What is asked:
Write out each line of the listing as it stands, without the images.

(Data records)
◆ ◆ ◆ ◆
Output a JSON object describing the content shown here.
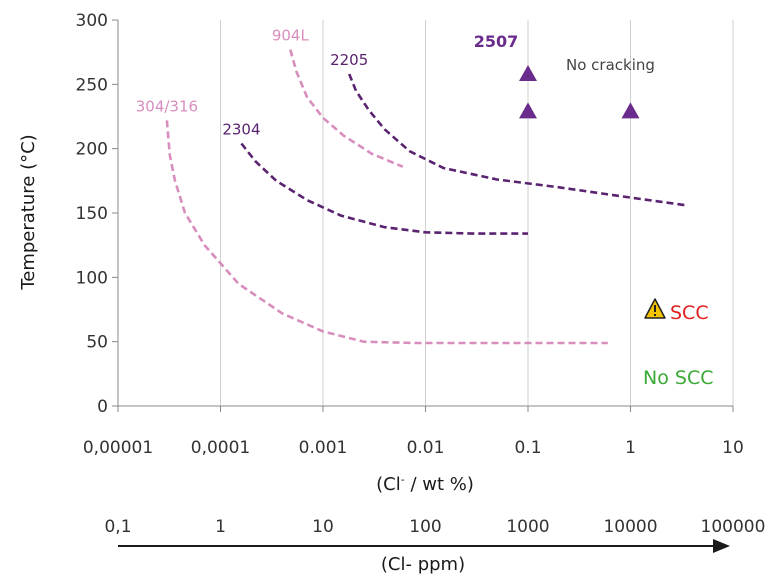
{
  "chart_data": {
    "type": "line",
    "ylabel": "Temperature (°C)",
    "xlabel": {
      "pre": "(Cl",
      "sup": "-",
      "post": " / wt %)"
    },
    "ylim": [
      0,
      300
    ],
    "y_ticks": [
      0,
      50,
      100,
      150,
      200,
      250,
      300
    ],
    "xlim": [
      1e-05,
      10
    ],
    "x_scale": "log",
    "x_ticks": [
      {
        "v": 1e-05,
        "label": "0,00001"
      },
      {
        "v": 0.0001,
        "label": "0,0001"
      },
      {
        "v": 0.001,
        "label": "0.001"
      },
      {
        "v": 0.01,
        "label": "0.01"
      },
      {
        "v": 0.1,
        "label": "0.1"
      },
      {
        "v": 1,
        "label": "1"
      },
      {
        "v": 10,
        "label": "10"
      }
    ],
    "grid": "vertical at decades",
    "secondary_axis": {
      "label": "(Cl- ppm)",
      "ticks": [
        "0,1",
        "1",
        "10",
        "100",
        "1000",
        "10000",
        "100000"
      ],
      "arrow": "right"
    },
    "series": [
      {
        "name": "304/316",
        "color": "#d88ebd",
        "style": "dashed",
        "points": [
          [
            3e-05,
            222
          ],
          [
            3.2e-05,
            195
          ],
          [
            3.6e-05,
            175
          ],
          [
            4.5e-05,
            150
          ],
          [
            7e-05,
            125
          ],
          [
            0.00015,
            95
          ],
          [
            0.0004,
            72
          ],
          [
            0.001,
            58
          ],
          [
            0.0025,
            50
          ],
          [
            0.008,
            49
          ],
          [
            0.05,
            49
          ],
          [
            0.6,
            49
          ]
        ]
      },
      {
        "name": "904L",
        "color": "#d88ebd",
        "style": "dashed",
        "points": [
          [
            0.00048,
            277
          ],
          [
            0.00055,
            260
          ],
          [
            0.0007,
            240
          ],
          [
            0.001,
            224
          ],
          [
            0.0016,
            210
          ],
          [
            0.003,
            196
          ],
          [
            0.006,
            186
          ]
        ]
      },
      {
        "name": "2304",
        "color": "#5a2370",
        "style": "dashed",
        "points": [
          [
            0.00016,
            204
          ],
          [
            0.00022,
            190
          ],
          [
            0.00035,
            175
          ],
          [
            0.0007,
            160
          ],
          [
            0.0015,
            148
          ],
          [
            0.004,
            139
          ],
          [
            0.01,
            135
          ],
          [
            0.03,
            134
          ],
          [
            0.1,
            134
          ]
        ]
      },
      {
        "name": "2205",
        "color": "#5a2370",
        "style": "dashed",
        "points": [
          [
            0.0018,
            258
          ],
          [
            0.0021,
            245
          ],
          [
            0.0028,
            230
          ],
          [
            0.004,
            215
          ],
          [
            0.007,
            198
          ],
          [
            0.015,
            185
          ],
          [
            0.05,
            176
          ],
          [
            0.2,
            170
          ],
          [
            1,
            162
          ],
          [
            3.5,
            156
          ]
        ]
      }
    ],
    "markers": {
      "name": "2507",
      "shape": "triangle",
      "color": "#6a2c8c",
      "points": [
        [
          0.1,
          258
        ],
        [
          0.1,
          229
        ],
        [
          1,
          229
        ]
      ]
    },
    "annotations": {
      "no_cracking": "No cracking",
      "scc": "SCC",
      "scc_color": "#e02020",
      "no_scc": "No SCC",
      "no_scc_color": "#3aaa35"
    }
  }
}
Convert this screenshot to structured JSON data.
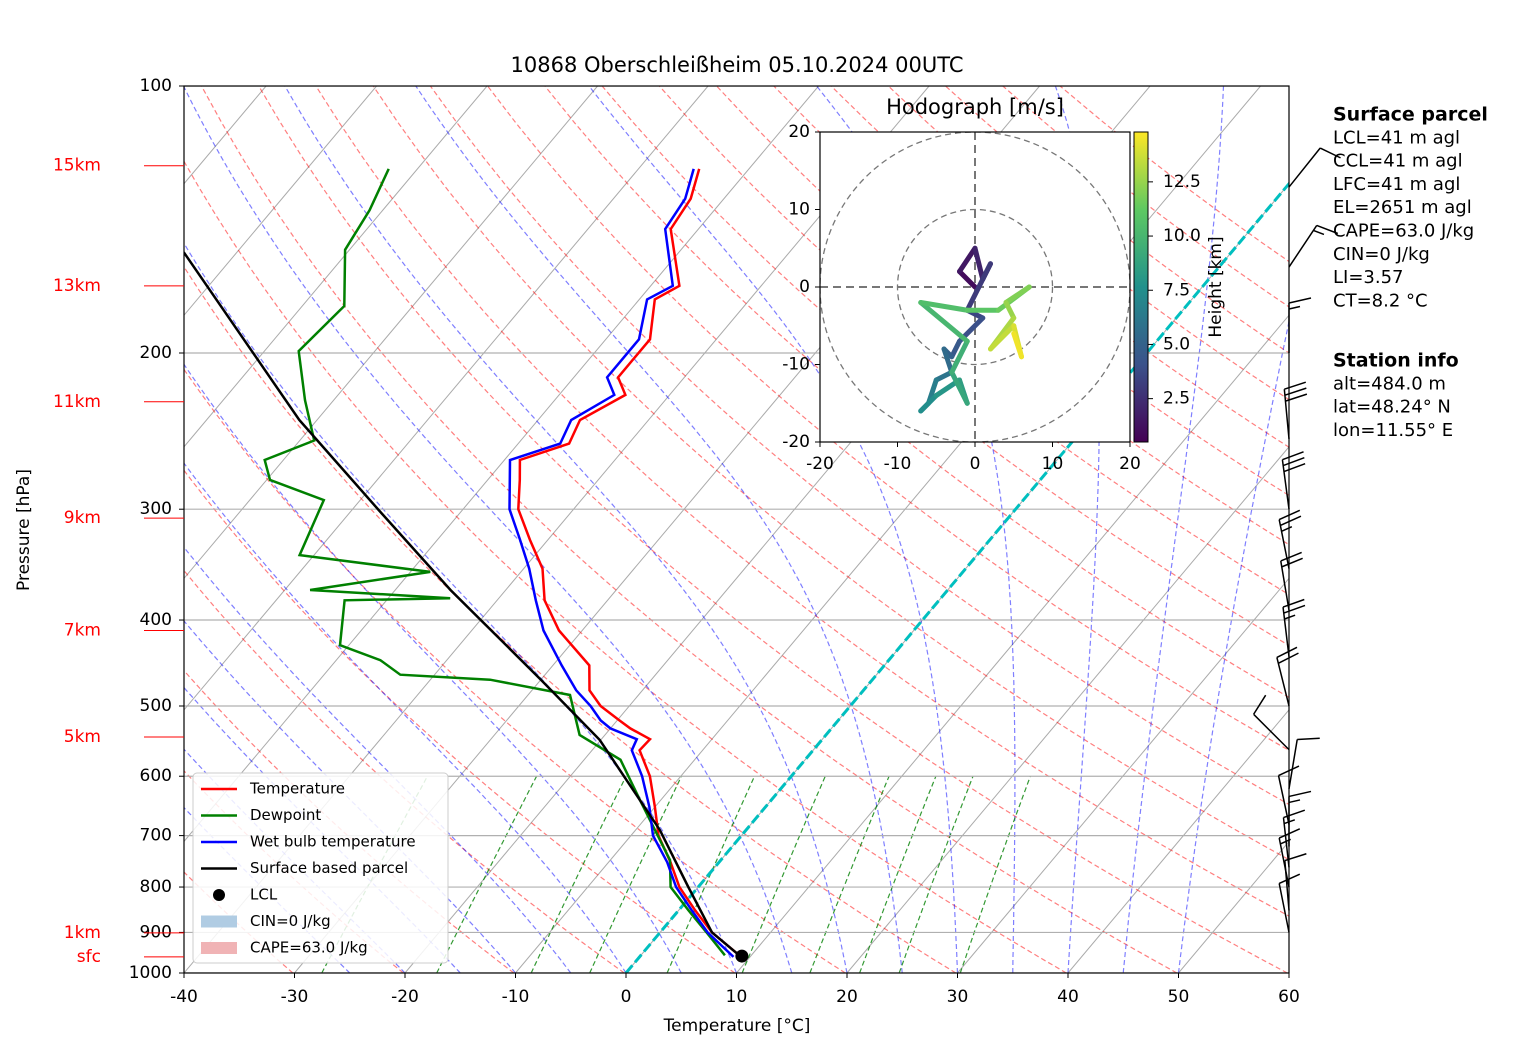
◆ ◆ ◆ ◆
Written reply:
Output a JSON object describing the content shown here.
{
  "chart_data": {
    "type": "line",
    "ylabel": "Temperature (°C)",
    "xlabel": {
      "pre": "(Cl",
      "sup": "-",
      "post": " / wt %)"
    },
    "ylim": [
      0,
      300
    ],
    "y_ticks": [
      0,
      50,
      100,
      150,
      200,
      250,
      300
    ],
    "xlim": [
      1e-05,
      10
    ],
    "x_scale": "log",
    "x_ticks": [
      {
        "v": 1e-05,
        "label": "0,00001"
      },
      {
        "v": 0.0001,
        "label": "0,0001"
      },
      {
        "v": 0.001,
        "label": "0.001"
      },
      {
        "v": 0.01,
        "label": "0.01"
      },
      {
        "v": 0.1,
        "label": "0.1"
      },
      {
        "v": 1,
        "label": "1"
      },
      {
        "v": 10,
        "label": "10"
      }
    ],
    "grid": "vertical at decades",
    "secondary_axis": {
      "label": "(Cl- ppm)",
      "ticks": [
        "0,1",
        "1",
        "10",
        "100",
        "1000",
        "10000",
        "100000"
      ],
      "arrow": "right"
    },
    "series": [
      {
        "name": "304/316",
        "color": "#d88ebd",
        "style": "dashed",
        "points": [
          [
            3e-05,
            222
          ],
          [
            3.2e-05,
            195
          ],
          [
            3.6e-05,
            175
          ],
          [
            4.5e-05,
            150
          ],
          [
            7e-05,
            125
          ],
          [
            0.00015,
            95
          ],
          [
            0.0004,
            72
          ],
          [
            0.001,
            58
          ],
          [
            0.0025,
            50
          ],
          [
            0.008,
            49
          ],
          [
            0.05,
            49
          ],
          [
            0.6,
            49
          ]
        ]
      },
      {
        "name": "904L",
        "color": "#d88ebd",
        "style": "dashed",
        "points": [
          [
            0.00048,
            277
          ],
          [
            0.00055,
            260
          ],
          [
            0.0007,
            240
          ],
          [
            0.001,
            224
          ],
          [
            0.0016,
            210
          ],
          [
            0.003,
            196
          ],
          [
            0.006,
            186
          ]
        ]
      },
      {
        "name": "2304",
        "color": "#5a2370",
        "style": "dashed",
        "points": [
          [
            0.00016,
            204
          ],
          [
            0.00022,
            190
          ],
          [
            0.00035,
            175
          ],
          [
            0.0007,
            160
          ],
          [
            0.0015,
            148
          ],
          [
            0.004,
            139
          ],
          [
            0.01,
            135
          ],
          [
            0.03,
            134
          ],
          [
            0.1,
            134
          ]
        ]
      },
      {
        "name": "2205",
        "color": "#5a2370",
        "style": "dashed",
        "points": [
          [
            0.0018,
            258
          ],
          [
            0.0021,
            245
          ],
          [
            0.0028,
            230
          ],
          [
            0.004,
            215
          ],
          [
            0.007,
            198
          ],
          [
            0.015,
            185
          ],
          [
            0.05,
            176
          ],
          [
            0.2,
            170
          ],
          [
            1,
            162
          ],
          [
            3.5,
            156
          ]
        ]
      }
    ],
    "markers": {
      "name": "2507",
      "shape": "triangle",
      "color": "#6a2c8c",
      "points": [
        [
          0.1,
          258
        ],
        [
          0.1,
          229
        ],
        [
          1,
          229
        ]
      ]
    },
    "annotations": {
      "no_cracking": "No cracking",
      "scc": "SCC",
      "scc_color": "#e02020",
      "no_scc": "No SCC",
      "no_scc_color": "#3aaa35"
    }
  }
}
Convert this screenshot to structured JSON data.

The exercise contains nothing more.